• _WHAT YOU WILL DO_:
Lines holding the string "true" are the ones to copy from this listing.
------ INFORMATION SUPPLIED ------
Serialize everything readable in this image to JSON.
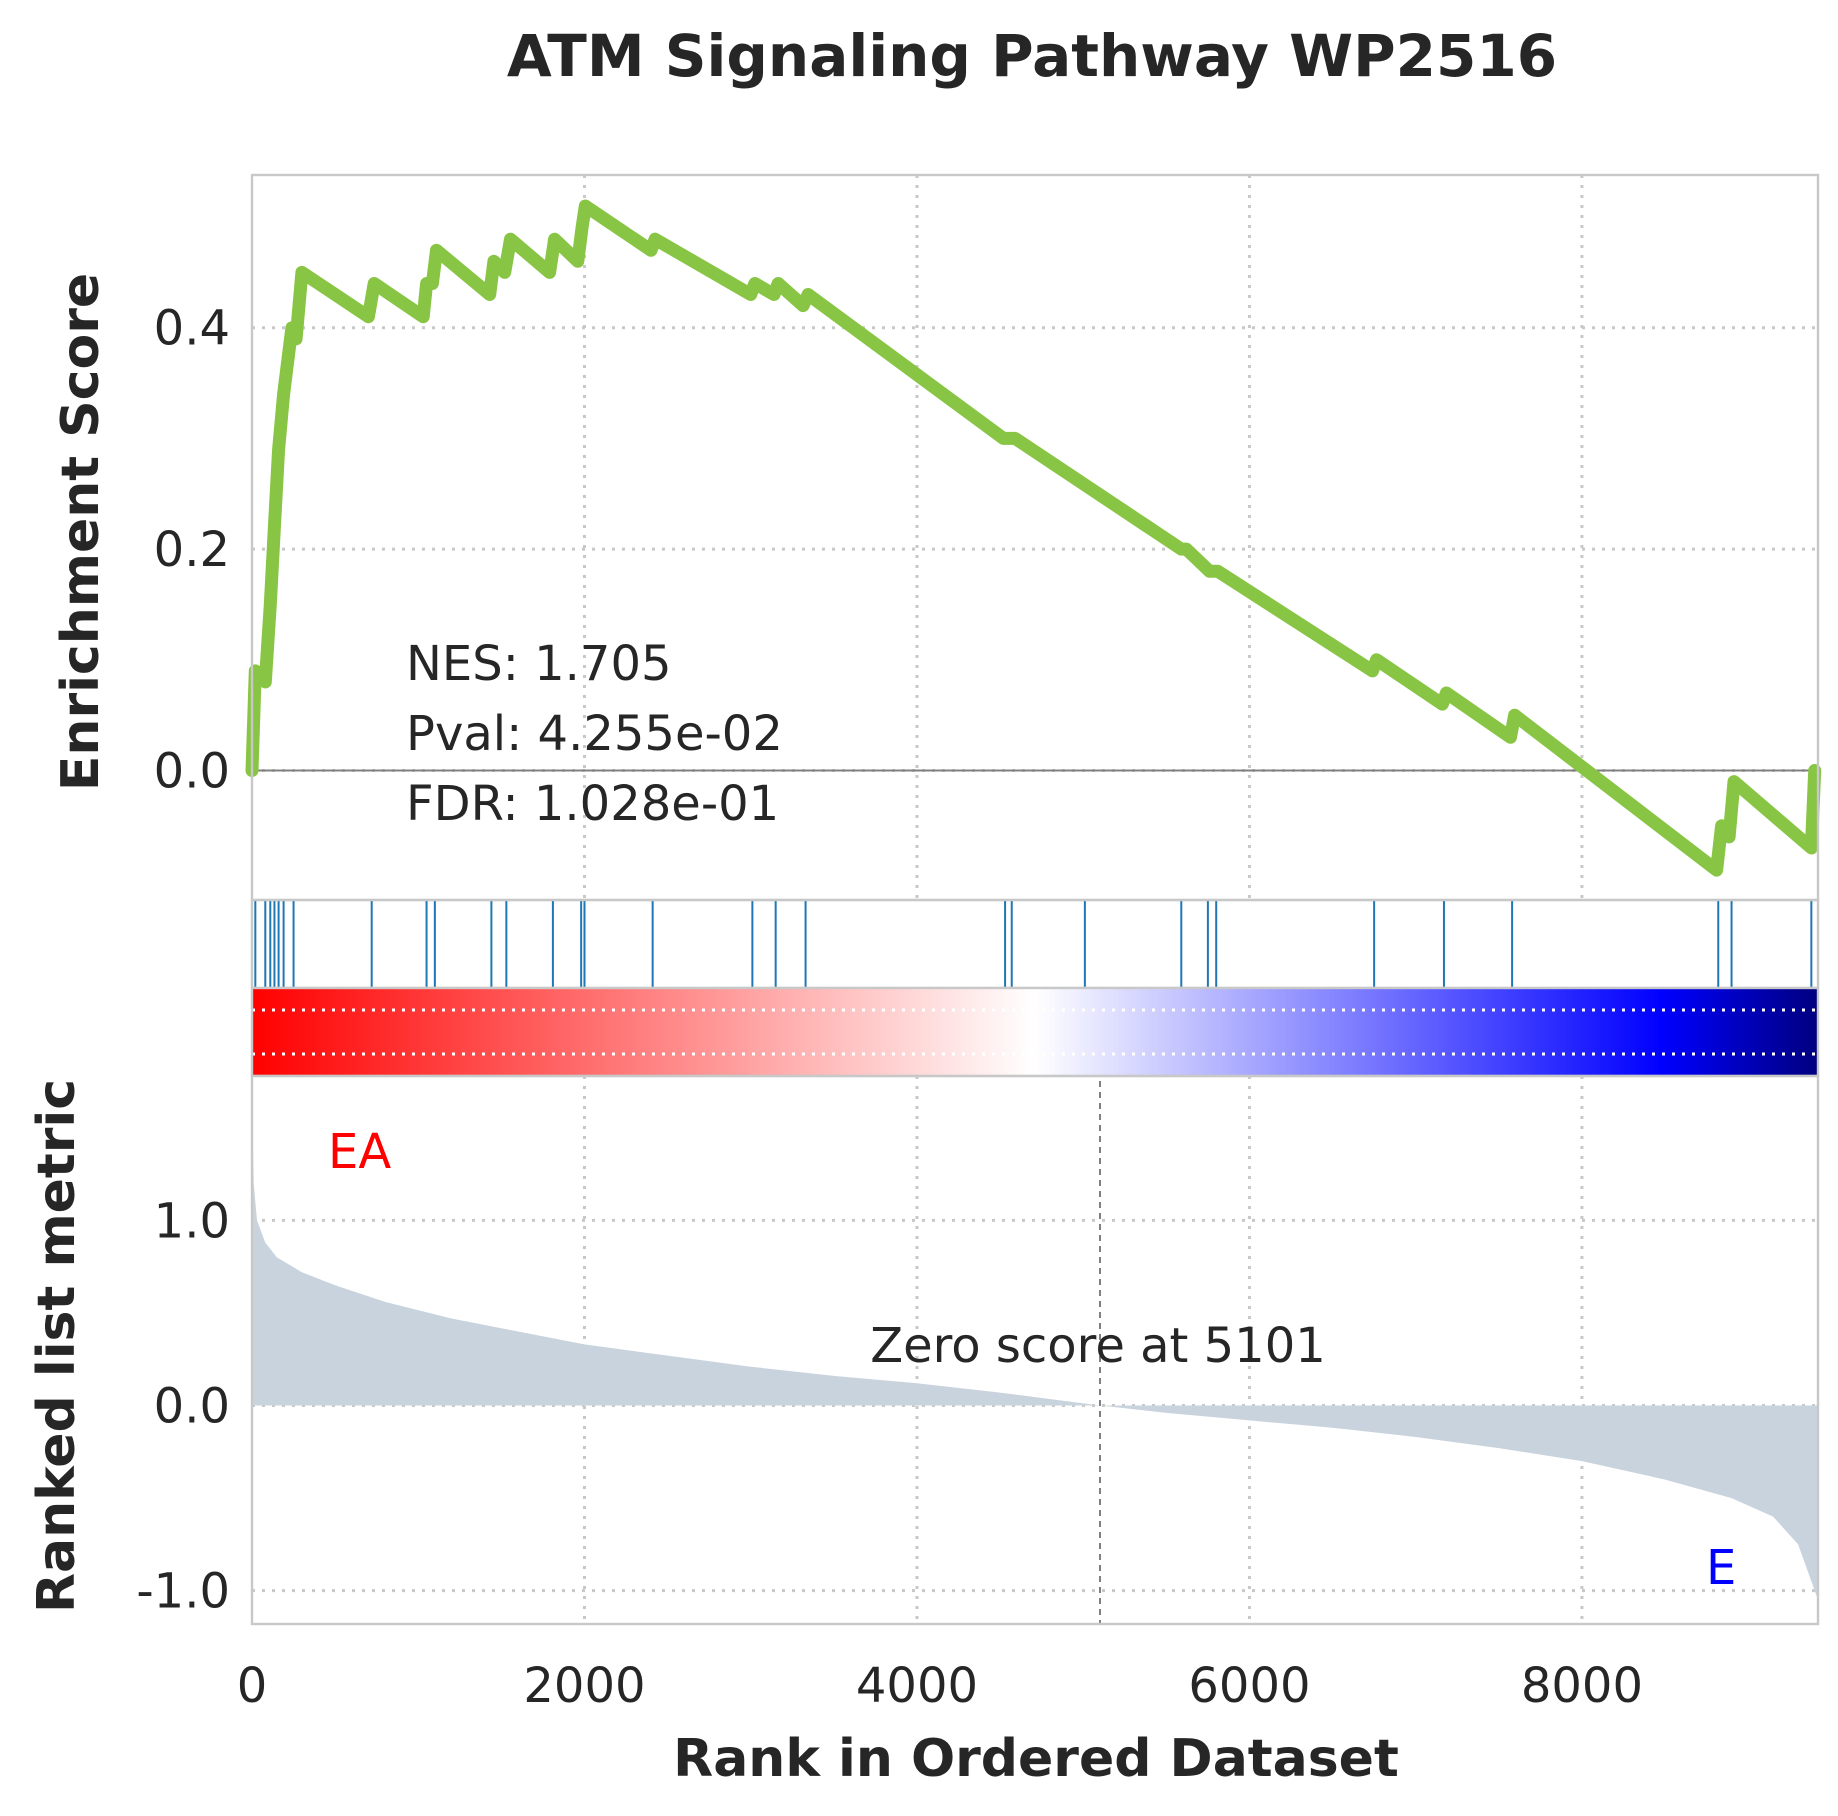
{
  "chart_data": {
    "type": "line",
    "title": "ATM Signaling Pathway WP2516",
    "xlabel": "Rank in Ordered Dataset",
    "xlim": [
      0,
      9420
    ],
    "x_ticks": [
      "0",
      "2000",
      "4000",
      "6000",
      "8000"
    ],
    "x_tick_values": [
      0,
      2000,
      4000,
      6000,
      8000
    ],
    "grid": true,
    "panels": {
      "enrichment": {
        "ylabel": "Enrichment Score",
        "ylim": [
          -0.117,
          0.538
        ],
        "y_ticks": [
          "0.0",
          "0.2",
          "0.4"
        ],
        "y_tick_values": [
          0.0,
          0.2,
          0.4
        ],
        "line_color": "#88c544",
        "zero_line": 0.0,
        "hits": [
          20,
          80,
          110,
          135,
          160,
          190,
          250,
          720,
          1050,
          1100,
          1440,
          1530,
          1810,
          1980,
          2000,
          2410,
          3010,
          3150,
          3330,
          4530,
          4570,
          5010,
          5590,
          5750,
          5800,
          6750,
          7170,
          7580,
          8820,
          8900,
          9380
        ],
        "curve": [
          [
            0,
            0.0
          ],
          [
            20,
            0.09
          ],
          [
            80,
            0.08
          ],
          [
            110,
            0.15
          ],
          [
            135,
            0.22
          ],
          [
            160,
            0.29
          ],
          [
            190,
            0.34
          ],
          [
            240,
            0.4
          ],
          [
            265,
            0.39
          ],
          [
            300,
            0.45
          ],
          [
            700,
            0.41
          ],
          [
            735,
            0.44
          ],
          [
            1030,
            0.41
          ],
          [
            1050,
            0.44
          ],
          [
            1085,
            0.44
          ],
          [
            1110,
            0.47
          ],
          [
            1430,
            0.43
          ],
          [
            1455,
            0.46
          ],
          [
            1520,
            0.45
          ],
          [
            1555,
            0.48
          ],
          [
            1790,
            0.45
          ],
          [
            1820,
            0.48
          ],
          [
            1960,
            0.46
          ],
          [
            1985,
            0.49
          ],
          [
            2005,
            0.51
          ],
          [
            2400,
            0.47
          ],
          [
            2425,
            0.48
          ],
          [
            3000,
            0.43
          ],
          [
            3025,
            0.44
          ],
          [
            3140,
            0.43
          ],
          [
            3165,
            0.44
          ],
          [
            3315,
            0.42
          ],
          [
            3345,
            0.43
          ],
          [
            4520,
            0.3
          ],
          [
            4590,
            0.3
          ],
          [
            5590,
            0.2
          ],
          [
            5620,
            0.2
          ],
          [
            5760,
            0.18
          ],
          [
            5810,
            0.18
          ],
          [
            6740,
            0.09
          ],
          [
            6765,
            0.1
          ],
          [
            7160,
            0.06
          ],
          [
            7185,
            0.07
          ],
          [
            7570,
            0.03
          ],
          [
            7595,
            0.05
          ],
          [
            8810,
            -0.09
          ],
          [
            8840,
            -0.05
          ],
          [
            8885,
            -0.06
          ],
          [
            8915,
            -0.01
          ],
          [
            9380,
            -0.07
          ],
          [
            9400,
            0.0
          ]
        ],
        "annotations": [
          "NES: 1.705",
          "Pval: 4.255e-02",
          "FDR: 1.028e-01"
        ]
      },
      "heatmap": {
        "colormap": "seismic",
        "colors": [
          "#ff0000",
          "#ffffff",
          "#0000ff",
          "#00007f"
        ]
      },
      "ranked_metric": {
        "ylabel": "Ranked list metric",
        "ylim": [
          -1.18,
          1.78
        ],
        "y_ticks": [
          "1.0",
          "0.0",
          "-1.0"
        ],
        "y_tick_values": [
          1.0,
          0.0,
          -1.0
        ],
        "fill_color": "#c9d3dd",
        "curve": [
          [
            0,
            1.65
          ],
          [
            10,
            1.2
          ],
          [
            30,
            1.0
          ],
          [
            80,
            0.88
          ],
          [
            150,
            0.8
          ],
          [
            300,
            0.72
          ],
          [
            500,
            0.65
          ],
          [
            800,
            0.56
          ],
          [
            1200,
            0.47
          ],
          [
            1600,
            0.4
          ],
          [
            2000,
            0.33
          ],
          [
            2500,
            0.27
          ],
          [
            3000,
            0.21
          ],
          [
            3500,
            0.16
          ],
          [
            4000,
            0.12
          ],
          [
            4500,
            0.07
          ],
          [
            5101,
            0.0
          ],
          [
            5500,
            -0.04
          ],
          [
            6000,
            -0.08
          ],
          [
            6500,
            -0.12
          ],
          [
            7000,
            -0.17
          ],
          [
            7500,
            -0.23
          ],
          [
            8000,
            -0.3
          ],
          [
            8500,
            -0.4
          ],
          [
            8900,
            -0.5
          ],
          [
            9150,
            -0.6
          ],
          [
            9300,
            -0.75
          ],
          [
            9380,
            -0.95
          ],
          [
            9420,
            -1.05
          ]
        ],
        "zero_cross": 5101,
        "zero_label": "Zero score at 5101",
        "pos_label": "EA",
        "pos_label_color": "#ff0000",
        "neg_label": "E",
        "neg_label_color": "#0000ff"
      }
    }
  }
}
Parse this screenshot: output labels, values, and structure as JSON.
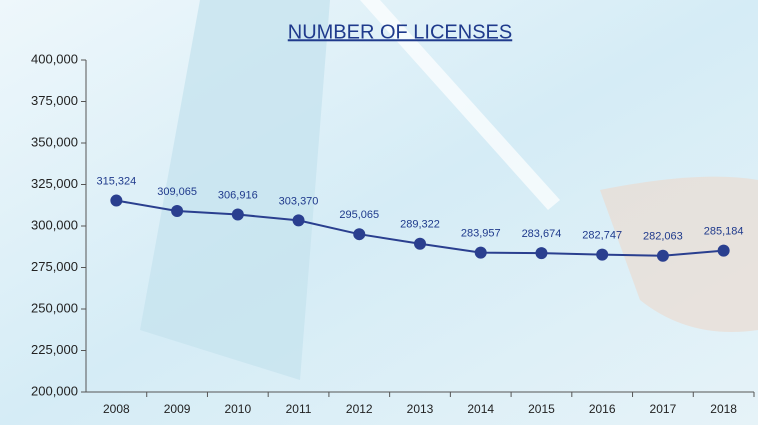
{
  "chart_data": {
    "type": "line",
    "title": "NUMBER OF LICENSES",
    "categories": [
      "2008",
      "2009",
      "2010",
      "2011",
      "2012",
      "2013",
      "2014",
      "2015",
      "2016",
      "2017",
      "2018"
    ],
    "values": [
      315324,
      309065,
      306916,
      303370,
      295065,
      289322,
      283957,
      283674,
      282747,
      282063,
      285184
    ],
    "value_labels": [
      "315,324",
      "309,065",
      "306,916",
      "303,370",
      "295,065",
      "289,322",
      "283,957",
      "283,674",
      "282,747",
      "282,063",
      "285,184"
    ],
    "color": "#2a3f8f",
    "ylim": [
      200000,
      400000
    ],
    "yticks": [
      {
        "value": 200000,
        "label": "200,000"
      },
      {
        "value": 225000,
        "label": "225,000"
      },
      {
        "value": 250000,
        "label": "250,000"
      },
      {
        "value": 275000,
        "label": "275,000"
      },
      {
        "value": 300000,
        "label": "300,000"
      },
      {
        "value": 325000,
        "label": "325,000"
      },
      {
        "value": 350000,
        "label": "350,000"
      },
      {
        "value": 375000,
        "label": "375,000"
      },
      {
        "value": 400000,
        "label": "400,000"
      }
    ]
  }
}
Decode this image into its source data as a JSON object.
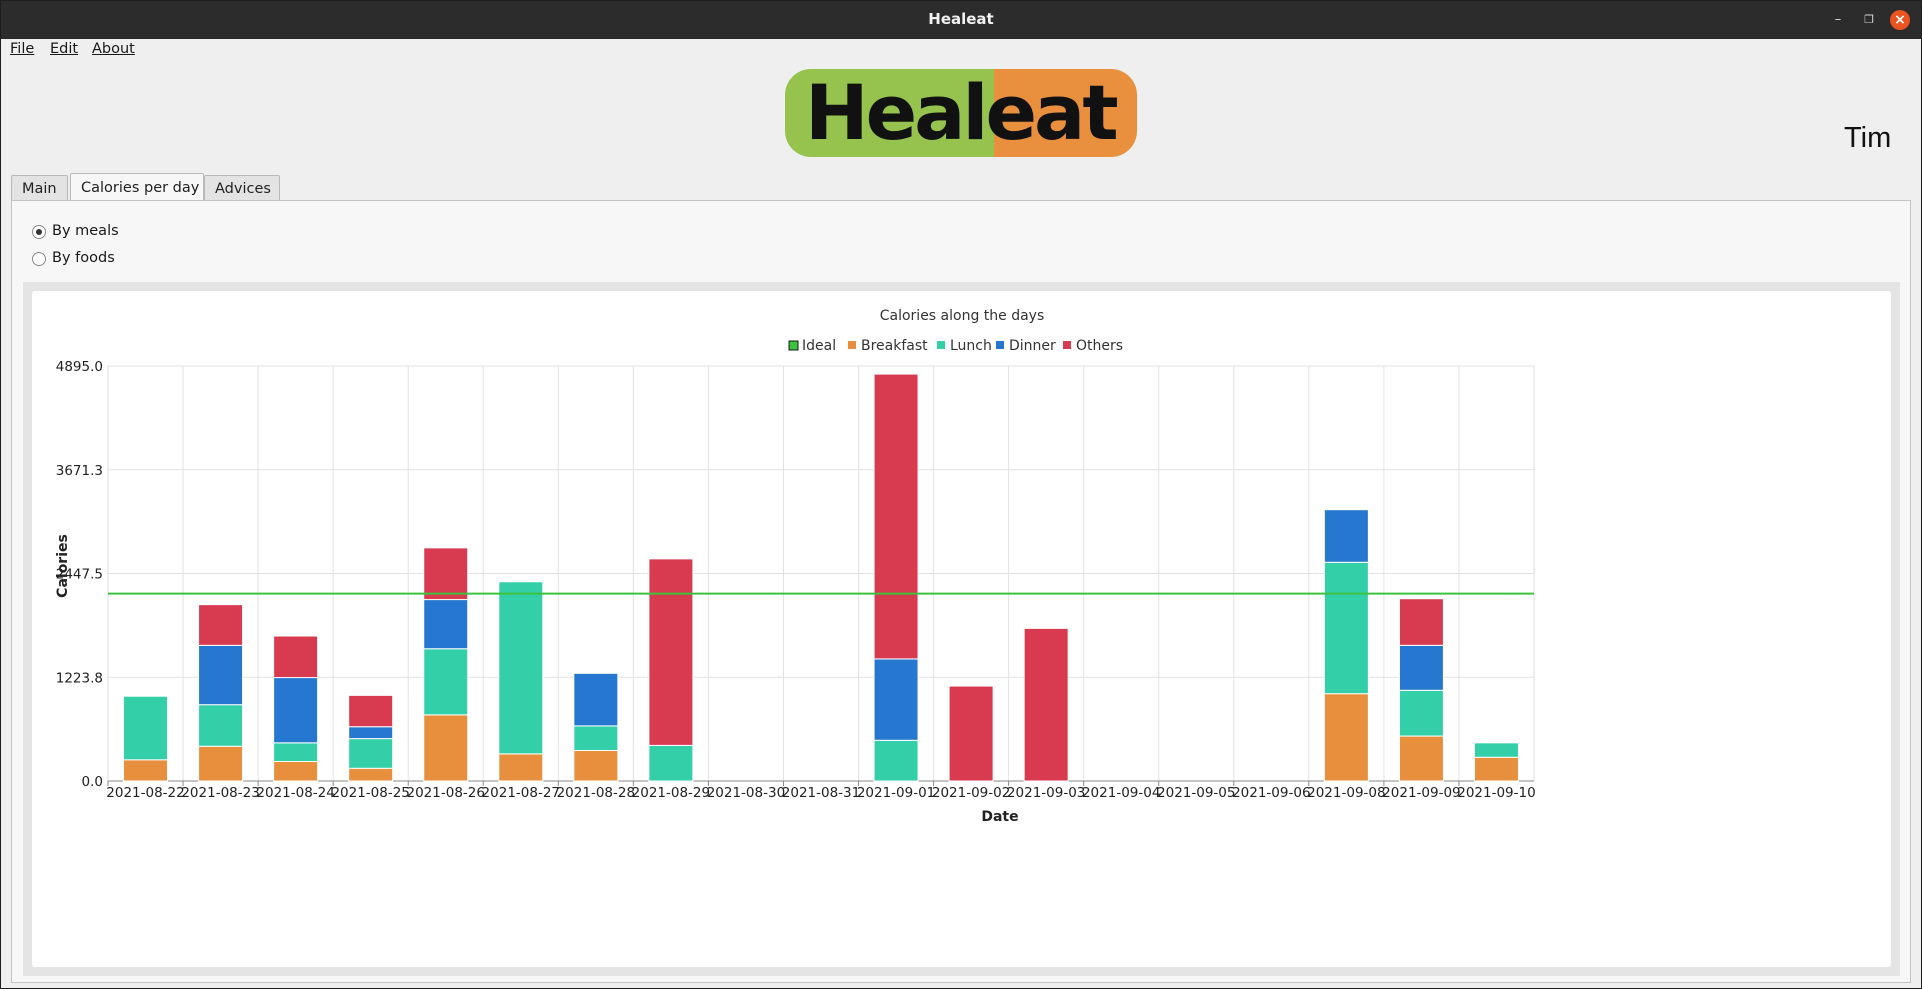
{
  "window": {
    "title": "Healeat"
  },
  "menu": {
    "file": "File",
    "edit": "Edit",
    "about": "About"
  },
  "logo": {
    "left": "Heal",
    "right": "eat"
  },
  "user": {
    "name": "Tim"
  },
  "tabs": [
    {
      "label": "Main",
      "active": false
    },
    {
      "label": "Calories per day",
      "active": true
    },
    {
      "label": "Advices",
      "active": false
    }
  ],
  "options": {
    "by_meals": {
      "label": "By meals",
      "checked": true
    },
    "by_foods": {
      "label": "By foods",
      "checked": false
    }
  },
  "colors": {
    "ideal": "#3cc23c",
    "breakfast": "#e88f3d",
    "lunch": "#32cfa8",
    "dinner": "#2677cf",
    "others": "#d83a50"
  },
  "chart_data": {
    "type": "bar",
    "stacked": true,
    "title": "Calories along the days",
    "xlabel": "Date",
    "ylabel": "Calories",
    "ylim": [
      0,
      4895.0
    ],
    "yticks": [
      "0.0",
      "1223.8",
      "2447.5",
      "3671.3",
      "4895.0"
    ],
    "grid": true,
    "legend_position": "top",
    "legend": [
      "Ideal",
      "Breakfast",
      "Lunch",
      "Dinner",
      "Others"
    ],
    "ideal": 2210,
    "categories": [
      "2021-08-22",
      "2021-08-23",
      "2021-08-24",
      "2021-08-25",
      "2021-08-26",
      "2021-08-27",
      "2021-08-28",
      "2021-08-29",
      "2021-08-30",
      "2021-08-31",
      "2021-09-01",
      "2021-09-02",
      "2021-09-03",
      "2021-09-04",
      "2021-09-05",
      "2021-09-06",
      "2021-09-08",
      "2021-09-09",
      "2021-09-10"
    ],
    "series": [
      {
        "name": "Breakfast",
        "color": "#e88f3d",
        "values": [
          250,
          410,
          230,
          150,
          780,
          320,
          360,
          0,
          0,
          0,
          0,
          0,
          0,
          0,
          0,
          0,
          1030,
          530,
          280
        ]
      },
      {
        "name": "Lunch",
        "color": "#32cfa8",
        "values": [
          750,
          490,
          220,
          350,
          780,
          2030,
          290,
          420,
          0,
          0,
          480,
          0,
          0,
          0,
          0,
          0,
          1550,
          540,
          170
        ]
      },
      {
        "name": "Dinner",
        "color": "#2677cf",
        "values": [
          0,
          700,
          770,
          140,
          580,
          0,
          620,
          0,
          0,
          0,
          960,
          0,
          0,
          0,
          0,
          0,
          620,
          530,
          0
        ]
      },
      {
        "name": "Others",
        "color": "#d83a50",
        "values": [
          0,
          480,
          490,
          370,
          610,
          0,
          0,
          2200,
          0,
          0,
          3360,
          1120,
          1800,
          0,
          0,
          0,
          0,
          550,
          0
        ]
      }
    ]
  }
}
------
• _RESULT FOR THIS TASK_:
    "grid": true,
      "active": true
      "checked": true
    "stacked": true,
    "grid": true,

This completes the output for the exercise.